Your goal →
Give back a single number, the count of lines containing the word "season".

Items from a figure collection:
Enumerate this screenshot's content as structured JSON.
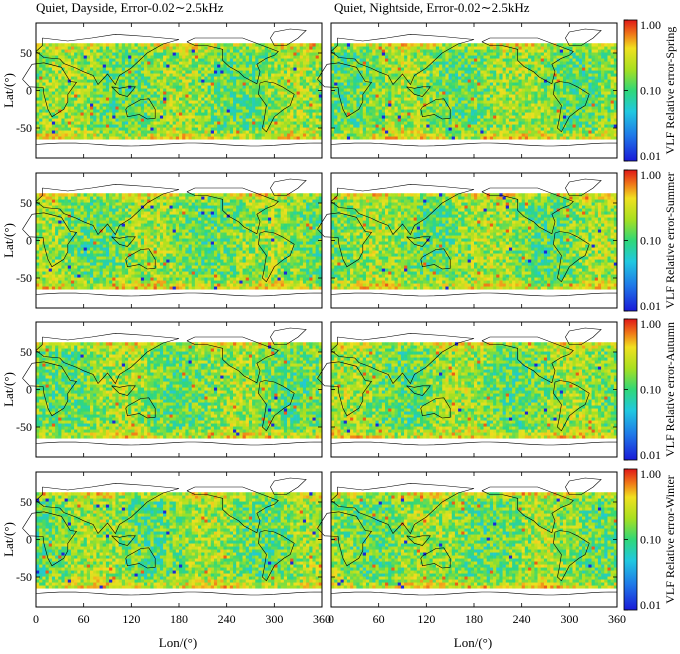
{
  "chart_data": {
    "type": "heatmap",
    "column_titles": [
      "Quiet, Dayside, Error-0.02∼2.5kHz",
      "Quiet, Nightside, Error-0.02∼2.5kHz"
    ],
    "xlabel": "Lon/(°)",
    "ylabel": "Lat/(°)",
    "xlim": [
      0,
      360
    ],
    "ylim": [
      -90,
      90
    ],
    "x_ticks": [
      "0",
      "60",
      "120",
      "180",
      "240",
      "300",
      "360"
    ],
    "y_ticks": [
      "50",
      "0",
      "-50"
    ],
    "colorbar": {
      "scale": "log",
      "range": [
        0.01,
        1.0
      ],
      "tick_labels": [
        "1.00",
        "0.10",
        "0.01"
      ],
      "colormap": [
        "#1a1ad8",
        "#1f78e8",
        "#20c8e0",
        "#30d878",
        "#a8e020",
        "#f0e020",
        "#f07818",
        "#e01818"
      ]
    },
    "rows": [
      {
        "season": "Spring",
        "colorbar_label": "VLF  Relative error-Spring"
      },
      {
        "season": "Summer",
        "colorbar_label": "VLF  Relative error-Summer"
      },
      {
        "season": "Autumn",
        "colorbar_label": "VLF  Relative error-Autumn"
      },
      {
        "season": "Winter",
        "colorbar_label": "VLF  Relative error-Winter"
      }
    ],
    "data_coverage_lat": [
      -65,
      62
    ],
    "typical_value_range": [
      0.05,
      0.3
    ]
  }
}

Task response →
4